(Structured figure records)
◇ ◇ ◇ ◇ ◇ ◇ ◇

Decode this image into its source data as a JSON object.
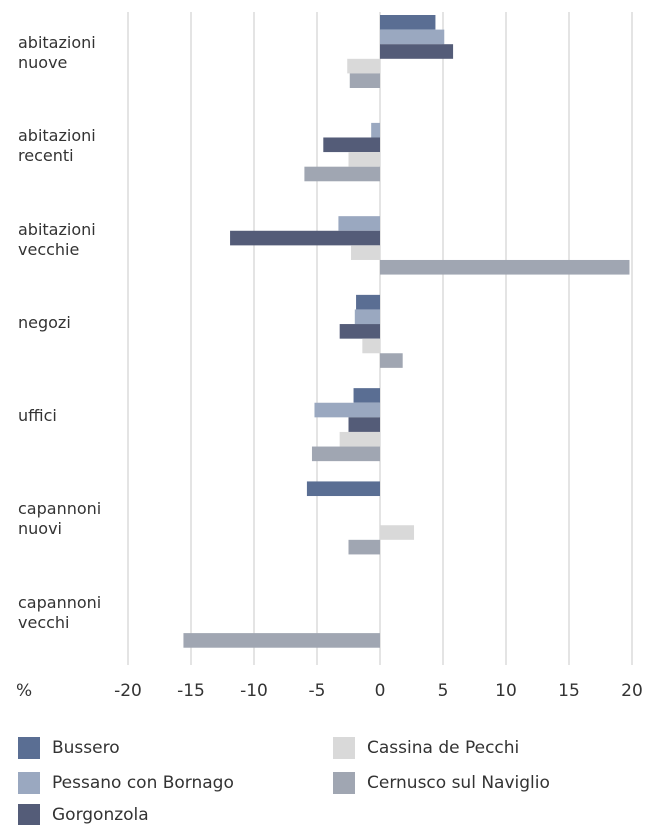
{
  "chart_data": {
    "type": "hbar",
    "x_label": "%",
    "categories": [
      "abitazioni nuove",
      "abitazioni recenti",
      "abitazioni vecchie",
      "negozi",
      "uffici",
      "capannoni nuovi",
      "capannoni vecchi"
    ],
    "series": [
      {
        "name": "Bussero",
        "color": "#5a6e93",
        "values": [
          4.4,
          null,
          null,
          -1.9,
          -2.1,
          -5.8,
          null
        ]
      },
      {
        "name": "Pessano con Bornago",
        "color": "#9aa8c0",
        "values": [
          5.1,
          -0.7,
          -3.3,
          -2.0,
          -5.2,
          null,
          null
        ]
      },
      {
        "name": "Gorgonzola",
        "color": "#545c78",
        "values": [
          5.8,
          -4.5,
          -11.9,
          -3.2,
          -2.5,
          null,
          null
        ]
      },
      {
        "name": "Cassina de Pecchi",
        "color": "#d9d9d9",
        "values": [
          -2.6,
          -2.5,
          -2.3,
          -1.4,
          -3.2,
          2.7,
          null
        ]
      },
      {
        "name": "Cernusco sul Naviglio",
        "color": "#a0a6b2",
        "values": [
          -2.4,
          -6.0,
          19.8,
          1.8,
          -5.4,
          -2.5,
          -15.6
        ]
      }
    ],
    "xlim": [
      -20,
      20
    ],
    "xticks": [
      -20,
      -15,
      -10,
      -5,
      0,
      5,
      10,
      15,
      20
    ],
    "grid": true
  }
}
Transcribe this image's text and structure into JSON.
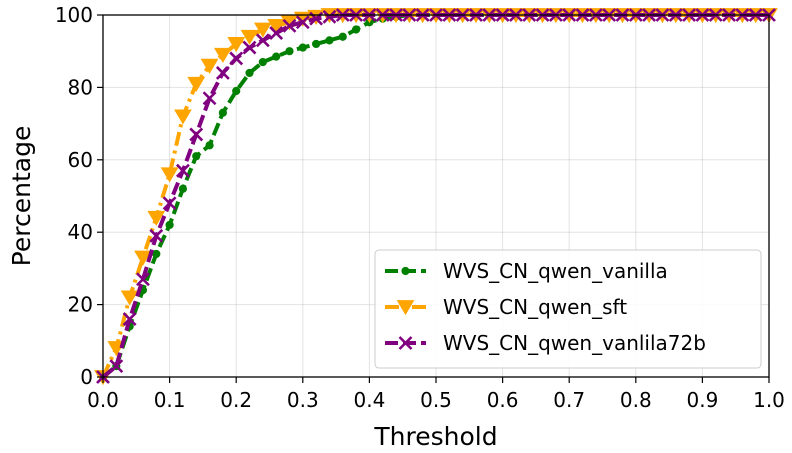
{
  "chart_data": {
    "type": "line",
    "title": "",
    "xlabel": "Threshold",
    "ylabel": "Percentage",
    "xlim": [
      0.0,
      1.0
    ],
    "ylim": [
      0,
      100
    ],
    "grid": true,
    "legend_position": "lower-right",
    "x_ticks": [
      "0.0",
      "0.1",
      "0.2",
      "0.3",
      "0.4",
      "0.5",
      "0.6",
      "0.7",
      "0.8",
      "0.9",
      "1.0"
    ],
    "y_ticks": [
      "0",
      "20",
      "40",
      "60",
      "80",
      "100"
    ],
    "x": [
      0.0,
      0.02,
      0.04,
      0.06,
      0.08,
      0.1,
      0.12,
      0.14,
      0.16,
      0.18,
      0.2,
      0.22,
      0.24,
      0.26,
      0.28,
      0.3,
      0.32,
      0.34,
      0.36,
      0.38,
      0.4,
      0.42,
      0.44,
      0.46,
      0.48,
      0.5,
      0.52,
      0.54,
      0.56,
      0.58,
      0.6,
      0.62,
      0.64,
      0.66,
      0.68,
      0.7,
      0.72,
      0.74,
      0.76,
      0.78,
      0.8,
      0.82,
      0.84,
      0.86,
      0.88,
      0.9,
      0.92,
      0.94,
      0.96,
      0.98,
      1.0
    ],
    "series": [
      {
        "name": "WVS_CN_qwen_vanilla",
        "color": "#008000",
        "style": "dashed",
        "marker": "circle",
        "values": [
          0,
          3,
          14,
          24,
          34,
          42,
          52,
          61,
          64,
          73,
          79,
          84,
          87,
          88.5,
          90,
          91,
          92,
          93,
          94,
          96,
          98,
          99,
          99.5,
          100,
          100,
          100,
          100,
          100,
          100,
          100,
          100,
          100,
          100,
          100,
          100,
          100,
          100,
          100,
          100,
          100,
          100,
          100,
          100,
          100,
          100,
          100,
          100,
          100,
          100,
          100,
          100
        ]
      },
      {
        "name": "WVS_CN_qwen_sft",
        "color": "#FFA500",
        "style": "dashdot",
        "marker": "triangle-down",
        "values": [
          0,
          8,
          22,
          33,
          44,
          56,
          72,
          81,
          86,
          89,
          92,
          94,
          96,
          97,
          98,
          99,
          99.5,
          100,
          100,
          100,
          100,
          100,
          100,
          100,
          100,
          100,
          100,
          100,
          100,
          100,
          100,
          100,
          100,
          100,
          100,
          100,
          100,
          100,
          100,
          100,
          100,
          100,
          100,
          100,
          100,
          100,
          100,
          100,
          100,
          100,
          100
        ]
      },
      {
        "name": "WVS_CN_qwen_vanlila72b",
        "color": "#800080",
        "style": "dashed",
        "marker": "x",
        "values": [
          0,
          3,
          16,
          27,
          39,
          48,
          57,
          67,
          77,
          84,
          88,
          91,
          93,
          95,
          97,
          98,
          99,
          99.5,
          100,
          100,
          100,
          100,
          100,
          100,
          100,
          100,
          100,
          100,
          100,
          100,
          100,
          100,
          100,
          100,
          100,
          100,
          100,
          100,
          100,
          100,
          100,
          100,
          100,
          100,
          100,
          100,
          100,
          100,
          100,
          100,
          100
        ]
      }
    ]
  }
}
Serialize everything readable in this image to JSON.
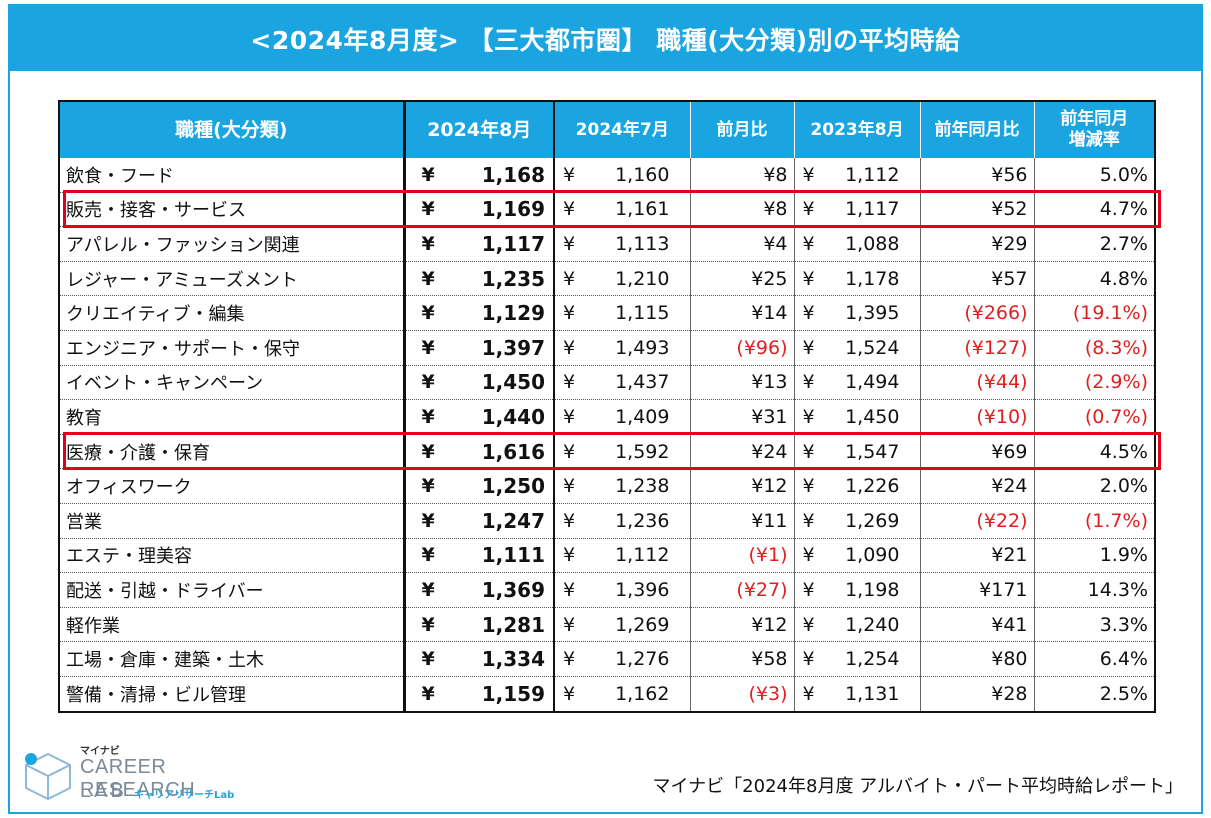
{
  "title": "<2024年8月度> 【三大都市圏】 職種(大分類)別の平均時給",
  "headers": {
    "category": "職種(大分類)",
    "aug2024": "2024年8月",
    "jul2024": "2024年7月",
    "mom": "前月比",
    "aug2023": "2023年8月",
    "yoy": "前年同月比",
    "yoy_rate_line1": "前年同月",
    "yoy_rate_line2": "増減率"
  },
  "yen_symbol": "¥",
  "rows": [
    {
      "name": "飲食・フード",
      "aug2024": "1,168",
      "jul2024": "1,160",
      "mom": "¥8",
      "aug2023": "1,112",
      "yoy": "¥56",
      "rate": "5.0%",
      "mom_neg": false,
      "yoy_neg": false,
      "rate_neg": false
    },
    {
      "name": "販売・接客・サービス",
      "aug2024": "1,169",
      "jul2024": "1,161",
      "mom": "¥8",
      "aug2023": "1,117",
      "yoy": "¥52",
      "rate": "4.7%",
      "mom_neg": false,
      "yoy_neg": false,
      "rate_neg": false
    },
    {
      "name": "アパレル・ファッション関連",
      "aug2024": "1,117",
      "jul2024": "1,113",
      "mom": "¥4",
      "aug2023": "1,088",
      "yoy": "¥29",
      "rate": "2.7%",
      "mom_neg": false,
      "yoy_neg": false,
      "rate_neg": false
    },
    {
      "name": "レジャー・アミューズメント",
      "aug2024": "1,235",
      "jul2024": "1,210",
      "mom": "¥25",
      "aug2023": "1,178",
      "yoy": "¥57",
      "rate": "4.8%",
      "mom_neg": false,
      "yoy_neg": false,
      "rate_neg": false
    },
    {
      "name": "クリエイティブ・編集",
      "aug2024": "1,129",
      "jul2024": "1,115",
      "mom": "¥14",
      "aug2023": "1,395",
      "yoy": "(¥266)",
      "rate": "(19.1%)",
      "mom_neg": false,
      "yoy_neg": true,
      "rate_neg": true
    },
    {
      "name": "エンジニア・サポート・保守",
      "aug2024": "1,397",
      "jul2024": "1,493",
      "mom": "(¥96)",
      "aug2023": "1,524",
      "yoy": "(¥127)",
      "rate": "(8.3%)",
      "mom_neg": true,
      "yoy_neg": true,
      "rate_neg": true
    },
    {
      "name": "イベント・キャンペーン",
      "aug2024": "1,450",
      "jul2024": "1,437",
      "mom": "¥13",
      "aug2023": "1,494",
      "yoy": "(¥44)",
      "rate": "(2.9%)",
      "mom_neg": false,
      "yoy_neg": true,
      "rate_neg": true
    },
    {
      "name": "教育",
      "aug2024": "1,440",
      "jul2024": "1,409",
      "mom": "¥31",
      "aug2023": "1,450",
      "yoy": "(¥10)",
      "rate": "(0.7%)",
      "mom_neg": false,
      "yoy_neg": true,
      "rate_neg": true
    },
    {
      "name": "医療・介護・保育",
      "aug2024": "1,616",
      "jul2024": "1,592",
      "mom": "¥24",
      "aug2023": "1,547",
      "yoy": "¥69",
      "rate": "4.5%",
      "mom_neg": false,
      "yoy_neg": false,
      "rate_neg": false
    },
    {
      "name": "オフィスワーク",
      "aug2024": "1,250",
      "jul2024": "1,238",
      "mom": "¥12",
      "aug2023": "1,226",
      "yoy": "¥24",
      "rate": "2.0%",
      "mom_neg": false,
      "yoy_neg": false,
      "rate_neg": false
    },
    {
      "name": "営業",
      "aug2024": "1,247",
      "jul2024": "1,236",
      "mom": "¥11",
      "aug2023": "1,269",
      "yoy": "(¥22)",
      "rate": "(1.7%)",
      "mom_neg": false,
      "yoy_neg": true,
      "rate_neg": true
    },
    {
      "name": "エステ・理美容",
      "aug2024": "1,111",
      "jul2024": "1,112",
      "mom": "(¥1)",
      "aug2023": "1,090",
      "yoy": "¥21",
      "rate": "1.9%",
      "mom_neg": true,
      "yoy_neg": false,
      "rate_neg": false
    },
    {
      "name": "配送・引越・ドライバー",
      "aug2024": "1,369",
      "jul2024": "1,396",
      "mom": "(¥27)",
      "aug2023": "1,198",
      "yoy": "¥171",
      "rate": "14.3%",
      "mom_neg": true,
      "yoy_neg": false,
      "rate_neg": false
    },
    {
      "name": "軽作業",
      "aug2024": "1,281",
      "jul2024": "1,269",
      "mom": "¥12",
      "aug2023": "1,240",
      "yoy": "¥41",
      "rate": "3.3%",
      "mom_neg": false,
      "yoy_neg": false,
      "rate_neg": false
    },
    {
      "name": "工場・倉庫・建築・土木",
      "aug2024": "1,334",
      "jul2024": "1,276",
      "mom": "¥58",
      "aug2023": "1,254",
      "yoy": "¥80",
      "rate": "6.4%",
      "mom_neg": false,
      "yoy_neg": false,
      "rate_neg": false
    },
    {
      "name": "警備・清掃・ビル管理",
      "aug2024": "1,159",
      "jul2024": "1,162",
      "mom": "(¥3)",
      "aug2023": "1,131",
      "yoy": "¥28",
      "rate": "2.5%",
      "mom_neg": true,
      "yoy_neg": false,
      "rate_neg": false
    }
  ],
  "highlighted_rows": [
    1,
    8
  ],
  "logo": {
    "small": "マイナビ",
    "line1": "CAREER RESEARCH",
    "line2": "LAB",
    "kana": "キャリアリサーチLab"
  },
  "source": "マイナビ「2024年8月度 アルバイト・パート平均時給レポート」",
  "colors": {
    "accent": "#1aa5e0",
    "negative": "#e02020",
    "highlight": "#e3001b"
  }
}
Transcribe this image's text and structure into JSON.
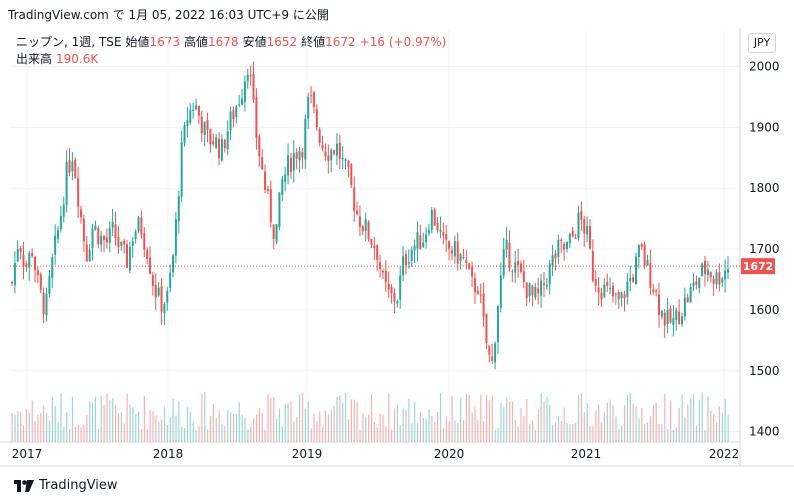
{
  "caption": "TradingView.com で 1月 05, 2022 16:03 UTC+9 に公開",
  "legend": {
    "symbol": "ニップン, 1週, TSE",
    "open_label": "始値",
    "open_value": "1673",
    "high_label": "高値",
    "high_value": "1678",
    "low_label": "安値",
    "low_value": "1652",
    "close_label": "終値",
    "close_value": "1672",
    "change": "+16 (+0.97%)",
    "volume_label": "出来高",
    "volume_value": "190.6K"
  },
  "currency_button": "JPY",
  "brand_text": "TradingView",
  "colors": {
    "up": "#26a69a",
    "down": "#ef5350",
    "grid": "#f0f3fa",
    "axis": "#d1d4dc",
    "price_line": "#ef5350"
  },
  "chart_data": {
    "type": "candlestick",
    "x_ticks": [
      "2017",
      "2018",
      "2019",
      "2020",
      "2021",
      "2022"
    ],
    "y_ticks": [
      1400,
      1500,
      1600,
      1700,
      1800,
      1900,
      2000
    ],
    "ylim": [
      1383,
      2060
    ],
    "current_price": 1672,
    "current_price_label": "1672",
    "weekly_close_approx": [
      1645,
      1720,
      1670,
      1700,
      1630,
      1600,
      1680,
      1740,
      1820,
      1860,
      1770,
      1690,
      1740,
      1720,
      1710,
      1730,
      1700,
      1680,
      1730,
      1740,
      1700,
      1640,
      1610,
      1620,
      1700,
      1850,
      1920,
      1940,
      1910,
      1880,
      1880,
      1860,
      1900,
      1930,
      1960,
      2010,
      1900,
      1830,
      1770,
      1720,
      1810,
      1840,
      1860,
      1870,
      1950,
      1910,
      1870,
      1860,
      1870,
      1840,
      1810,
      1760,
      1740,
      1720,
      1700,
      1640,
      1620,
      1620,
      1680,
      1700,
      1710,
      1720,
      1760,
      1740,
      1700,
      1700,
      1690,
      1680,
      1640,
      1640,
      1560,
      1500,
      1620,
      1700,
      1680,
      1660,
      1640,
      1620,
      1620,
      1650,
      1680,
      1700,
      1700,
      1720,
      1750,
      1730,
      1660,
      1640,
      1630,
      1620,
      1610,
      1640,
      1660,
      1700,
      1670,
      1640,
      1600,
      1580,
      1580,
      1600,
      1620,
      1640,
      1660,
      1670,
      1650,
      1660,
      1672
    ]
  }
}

◇ ◇ ◇ ◇ ◇ ◇ ◇

* _Task requirements_: Only a number is wanted here: how many lines in the data above include the string "type"?

* _Final answer_: 3